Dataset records

++++++++

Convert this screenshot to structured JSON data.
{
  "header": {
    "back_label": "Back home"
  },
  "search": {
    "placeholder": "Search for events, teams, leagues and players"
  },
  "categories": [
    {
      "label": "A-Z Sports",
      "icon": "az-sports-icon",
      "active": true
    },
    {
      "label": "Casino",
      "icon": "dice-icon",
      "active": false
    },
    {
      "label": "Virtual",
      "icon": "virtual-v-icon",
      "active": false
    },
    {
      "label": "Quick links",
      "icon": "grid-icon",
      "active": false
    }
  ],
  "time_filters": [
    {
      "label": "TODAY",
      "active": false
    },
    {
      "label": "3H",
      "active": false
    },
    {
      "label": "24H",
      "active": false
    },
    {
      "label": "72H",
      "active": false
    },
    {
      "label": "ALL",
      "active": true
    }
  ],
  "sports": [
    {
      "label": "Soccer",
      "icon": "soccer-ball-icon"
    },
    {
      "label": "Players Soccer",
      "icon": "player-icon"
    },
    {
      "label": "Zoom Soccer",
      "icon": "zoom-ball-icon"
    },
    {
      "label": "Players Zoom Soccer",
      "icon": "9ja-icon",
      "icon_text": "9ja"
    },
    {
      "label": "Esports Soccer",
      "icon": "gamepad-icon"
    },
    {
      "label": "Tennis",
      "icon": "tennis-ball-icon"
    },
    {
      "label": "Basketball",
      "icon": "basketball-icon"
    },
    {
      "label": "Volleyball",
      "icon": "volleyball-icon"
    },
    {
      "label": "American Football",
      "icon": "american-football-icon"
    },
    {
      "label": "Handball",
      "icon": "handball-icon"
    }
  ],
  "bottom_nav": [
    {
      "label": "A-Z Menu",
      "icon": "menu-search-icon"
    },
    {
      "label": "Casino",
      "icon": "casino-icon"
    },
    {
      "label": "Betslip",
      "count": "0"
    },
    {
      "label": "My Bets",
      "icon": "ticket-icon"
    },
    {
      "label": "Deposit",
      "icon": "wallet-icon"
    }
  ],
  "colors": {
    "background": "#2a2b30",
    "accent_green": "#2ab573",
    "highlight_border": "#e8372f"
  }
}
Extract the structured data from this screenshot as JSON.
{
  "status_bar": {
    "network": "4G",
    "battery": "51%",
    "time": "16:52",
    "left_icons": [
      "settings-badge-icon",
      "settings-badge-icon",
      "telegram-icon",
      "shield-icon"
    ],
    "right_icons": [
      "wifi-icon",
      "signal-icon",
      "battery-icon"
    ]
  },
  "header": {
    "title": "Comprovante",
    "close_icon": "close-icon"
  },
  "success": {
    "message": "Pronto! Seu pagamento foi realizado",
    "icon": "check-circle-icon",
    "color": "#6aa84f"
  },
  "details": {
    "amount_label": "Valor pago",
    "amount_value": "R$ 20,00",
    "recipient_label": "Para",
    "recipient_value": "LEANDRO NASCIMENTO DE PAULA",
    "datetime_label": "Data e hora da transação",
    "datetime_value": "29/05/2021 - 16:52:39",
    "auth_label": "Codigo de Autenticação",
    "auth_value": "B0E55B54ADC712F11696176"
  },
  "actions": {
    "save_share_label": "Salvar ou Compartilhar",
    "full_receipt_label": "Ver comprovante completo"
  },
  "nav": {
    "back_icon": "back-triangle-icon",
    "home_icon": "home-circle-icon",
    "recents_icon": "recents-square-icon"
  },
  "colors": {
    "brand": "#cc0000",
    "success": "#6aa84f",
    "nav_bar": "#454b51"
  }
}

++++++++

Exactly as written above, please repeat the entries.

*Finished answer*
Convert this screenshot to structured JSON data.
{
  "header": {
    "back_label": "Back home"
  },
  "search": {
    "placeholder": "Search for events, teams, leagues and players"
  },
  "categories": [
    {
      "label": "A-Z Sports",
      "icon": "az-sports-icon",
      "active": true
    },
    {
      "label": "Casino",
      "icon": "dice-icon",
      "active": false
    },
    {
      "label": "Virtual",
      "icon": "virtual-v-icon",
      "active": false
    },
    {
      "label": "Quick links",
      "icon": "grid-icon",
      "active": false
    }
  ],
  "time_filters": [
    {
      "label": "TODAY",
      "active": false
    },
    {
      "label": "3H",
      "active": false
    },
    {
      "label": "24H",
      "active": false
    },
    {
      "label": "72H",
      "active": false
    },
    {
      "label": "ALL",
      "active": true
    }
  ],
  "sports": [
    {
      "label": "Soccer",
      "icon": "soccer-ball-icon"
    },
    {
      "label": "Players Soccer",
      "icon": "player-icon"
    },
    {
      "label": "Zoom Soccer",
      "icon": "zoom-ball-icon"
    },
    {
      "label": "Players Zoom Soccer",
      "icon": "9ja-icon",
      "icon_text": "9ja"
    },
    {
      "label": "Esports Soccer",
      "icon": "gamepad-icon"
    },
    {
      "label": "Tennis",
      "icon": "tennis-ball-icon"
    },
    {
      "label": "Basketball",
      "icon": "basketball-icon"
    },
    {
      "label": "Volleyball",
      "icon": "volleyball-icon"
    },
    {
      "label": "American Football",
      "icon": "american-football-icon"
    },
    {
      "label": "Handball",
      "icon": "handball-icon"
    }
  ],
  "bottom_nav": [
    {
      "label": "A-Z Menu",
      "icon": "menu-search-icon"
    },
    {
      "label": "Casino",
      "icon": "casino-icon"
    },
    {
      "label": "Betslip",
      "count": "0"
    },
    {
      "label": "My Bets",
      "icon": "ticket-icon"
    },
    {
      "label": "Deposit",
      "icon": "wallet-icon"
    }
  ],
  "colors": {
    "background": "#2a2b30",
    "accent_green": "#2ab573",
    "highlight_border": "#e8372f"
  }
}
Extract the structured data from this screenshot as JSON.
{
  "status_bar": {
    "network": "4G",
    "battery": "51%",
    "time": "16:52",
    "left_icons": [
      "settings-badge-icon",
      "settings-badge-icon",
      "telegram-icon",
      "shield-icon"
    ],
    "right_icons": [
      "wifi-icon",
      "signal-icon",
      "battery-icon"
    ]
  },
  "header": {
    "title": "Comprovante",
    "close_icon": "close-icon"
  },
  "success": {
    "message": "Pronto! Seu pagamento foi realizado",
    "icon": "check-circle-icon",
    "color": "#6aa84f"
  },
  "details": {
    "amount_label": "Valor pago",
    "amount_value": "R$ 20,00",
    "recipient_label": "Para",
    "recipient_value": "LEANDRO NASCIMENTO DE PAULA",
    "datetime_label": "Data e hora da transação",
    "datetime_value": "29/05/2021 - 16:52:39",
    "auth_label": "Codigo de Autenticação",
    "auth_value": "B0E55B54ADC712F11696176"
  },
  "actions": {
    "save_share_label": "Salvar ou Compartilhar",
    "full_receipt_label": "Ver comprovante completo"
  },
  "nav": {
    "back_icon": "back-triangle-icon",
    "home_icon": "home-circle-icon",
    "recents_icon": "recents-square-icon"
  },
  "colors": {
    "brand": "#cc0000",
    "success": "#6aa84f",
    "nav_bar": "#454b51"
  }
}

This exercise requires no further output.